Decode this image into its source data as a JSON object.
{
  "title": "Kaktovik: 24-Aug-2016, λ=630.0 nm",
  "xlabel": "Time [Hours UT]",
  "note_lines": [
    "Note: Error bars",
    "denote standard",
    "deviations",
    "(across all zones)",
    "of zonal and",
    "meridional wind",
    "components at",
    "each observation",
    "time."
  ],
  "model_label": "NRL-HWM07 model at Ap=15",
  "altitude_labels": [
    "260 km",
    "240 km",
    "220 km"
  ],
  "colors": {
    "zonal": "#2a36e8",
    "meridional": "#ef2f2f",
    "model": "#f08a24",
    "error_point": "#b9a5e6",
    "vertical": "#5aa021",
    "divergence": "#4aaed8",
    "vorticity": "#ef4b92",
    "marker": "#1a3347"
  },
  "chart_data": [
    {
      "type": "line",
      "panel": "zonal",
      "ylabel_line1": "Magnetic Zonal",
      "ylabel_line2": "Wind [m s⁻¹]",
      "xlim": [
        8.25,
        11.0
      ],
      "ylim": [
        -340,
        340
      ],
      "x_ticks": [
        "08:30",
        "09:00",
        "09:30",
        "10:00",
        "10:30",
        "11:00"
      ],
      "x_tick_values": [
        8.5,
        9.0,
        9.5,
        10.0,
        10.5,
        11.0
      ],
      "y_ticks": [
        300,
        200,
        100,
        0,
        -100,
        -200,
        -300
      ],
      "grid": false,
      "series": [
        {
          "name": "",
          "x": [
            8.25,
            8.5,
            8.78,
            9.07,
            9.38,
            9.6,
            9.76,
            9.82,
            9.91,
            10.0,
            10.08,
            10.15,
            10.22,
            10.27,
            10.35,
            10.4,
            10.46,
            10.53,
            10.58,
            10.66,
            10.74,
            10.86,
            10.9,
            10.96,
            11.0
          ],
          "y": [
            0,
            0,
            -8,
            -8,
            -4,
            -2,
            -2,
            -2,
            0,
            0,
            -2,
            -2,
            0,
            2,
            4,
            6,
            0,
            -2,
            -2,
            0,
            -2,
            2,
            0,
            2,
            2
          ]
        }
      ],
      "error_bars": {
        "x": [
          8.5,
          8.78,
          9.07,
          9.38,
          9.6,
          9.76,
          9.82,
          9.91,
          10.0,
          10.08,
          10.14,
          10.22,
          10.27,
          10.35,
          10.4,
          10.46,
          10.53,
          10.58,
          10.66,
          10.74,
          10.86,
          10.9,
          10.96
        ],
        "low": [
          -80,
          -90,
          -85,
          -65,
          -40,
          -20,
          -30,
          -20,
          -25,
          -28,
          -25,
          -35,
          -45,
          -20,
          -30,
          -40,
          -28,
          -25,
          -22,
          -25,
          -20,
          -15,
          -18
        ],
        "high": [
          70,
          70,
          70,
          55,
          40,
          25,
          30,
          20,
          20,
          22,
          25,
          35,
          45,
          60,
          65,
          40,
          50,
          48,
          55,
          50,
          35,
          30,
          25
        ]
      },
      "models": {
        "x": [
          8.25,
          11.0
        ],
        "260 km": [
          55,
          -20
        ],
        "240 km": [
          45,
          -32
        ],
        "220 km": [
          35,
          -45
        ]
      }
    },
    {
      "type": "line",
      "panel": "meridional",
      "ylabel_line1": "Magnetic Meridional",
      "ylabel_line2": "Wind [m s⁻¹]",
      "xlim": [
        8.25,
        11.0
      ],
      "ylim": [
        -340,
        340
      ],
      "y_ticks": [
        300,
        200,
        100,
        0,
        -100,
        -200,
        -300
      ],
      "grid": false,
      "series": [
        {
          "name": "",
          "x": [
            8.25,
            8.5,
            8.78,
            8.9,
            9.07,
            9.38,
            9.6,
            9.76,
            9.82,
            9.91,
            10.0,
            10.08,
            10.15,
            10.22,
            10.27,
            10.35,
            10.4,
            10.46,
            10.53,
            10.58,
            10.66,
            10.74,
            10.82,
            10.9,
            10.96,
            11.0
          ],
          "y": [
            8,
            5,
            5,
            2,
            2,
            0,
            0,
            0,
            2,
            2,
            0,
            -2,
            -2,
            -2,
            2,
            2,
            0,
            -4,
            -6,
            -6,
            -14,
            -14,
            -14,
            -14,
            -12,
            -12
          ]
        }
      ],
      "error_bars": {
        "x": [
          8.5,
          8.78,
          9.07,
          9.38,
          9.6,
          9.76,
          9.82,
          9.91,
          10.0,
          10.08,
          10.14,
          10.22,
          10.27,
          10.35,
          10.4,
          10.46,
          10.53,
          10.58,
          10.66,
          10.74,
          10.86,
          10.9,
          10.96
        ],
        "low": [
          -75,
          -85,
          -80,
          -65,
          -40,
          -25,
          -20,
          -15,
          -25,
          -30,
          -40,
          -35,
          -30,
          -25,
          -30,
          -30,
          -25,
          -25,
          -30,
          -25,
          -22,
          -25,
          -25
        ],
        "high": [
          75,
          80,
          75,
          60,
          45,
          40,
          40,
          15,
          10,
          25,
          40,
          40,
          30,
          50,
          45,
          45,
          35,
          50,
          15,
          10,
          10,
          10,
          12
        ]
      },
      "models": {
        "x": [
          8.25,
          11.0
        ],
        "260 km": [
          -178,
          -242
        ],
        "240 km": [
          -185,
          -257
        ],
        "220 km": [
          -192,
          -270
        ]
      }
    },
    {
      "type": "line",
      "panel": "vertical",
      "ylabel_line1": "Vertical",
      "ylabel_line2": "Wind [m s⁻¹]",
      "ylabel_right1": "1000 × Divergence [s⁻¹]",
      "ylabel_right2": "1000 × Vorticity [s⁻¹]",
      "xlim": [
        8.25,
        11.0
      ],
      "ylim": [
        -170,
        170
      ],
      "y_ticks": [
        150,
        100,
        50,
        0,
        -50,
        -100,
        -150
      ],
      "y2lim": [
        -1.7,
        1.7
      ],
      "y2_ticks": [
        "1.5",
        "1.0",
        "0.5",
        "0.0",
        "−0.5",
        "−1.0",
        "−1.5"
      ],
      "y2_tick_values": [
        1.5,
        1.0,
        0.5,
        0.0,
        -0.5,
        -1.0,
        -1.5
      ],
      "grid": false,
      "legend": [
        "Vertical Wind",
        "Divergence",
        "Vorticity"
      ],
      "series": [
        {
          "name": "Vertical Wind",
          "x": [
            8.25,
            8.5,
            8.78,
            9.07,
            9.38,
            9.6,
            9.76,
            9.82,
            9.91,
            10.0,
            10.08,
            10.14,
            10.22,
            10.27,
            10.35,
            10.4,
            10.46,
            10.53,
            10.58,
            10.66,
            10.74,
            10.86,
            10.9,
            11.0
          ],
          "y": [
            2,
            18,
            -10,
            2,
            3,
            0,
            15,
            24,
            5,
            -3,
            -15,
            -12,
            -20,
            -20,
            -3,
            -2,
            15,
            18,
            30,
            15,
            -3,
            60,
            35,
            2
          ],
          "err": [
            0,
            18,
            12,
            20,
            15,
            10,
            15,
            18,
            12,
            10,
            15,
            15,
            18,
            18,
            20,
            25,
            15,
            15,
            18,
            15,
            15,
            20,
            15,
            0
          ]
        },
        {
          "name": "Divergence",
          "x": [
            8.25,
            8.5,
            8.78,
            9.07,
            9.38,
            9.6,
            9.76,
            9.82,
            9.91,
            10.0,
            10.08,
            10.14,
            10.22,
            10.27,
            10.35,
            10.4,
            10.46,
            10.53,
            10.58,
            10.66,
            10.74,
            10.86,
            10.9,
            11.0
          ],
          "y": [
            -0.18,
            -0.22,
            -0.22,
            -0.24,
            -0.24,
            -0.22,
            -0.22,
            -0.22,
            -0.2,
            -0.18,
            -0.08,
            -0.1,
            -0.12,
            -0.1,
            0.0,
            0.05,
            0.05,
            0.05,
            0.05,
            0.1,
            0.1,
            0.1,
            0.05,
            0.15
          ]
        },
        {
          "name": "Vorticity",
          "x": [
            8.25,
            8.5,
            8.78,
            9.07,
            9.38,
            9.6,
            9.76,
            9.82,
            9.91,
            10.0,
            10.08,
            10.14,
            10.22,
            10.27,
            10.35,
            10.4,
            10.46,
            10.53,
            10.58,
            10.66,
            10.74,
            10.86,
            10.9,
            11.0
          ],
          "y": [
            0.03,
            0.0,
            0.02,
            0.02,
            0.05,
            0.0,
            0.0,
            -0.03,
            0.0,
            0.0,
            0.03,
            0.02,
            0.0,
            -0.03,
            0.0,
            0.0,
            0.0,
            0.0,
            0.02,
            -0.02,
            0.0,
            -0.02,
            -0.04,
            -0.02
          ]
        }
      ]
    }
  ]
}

◆ **What the task requires**
Isolate each line of the listing above that includes "Magnetic". Copy it.

◆ **Result of this exercise**
      "ylabel_line1": "Magnetic Zonal",
      "ylabel_line1": "Magnetic Meridional",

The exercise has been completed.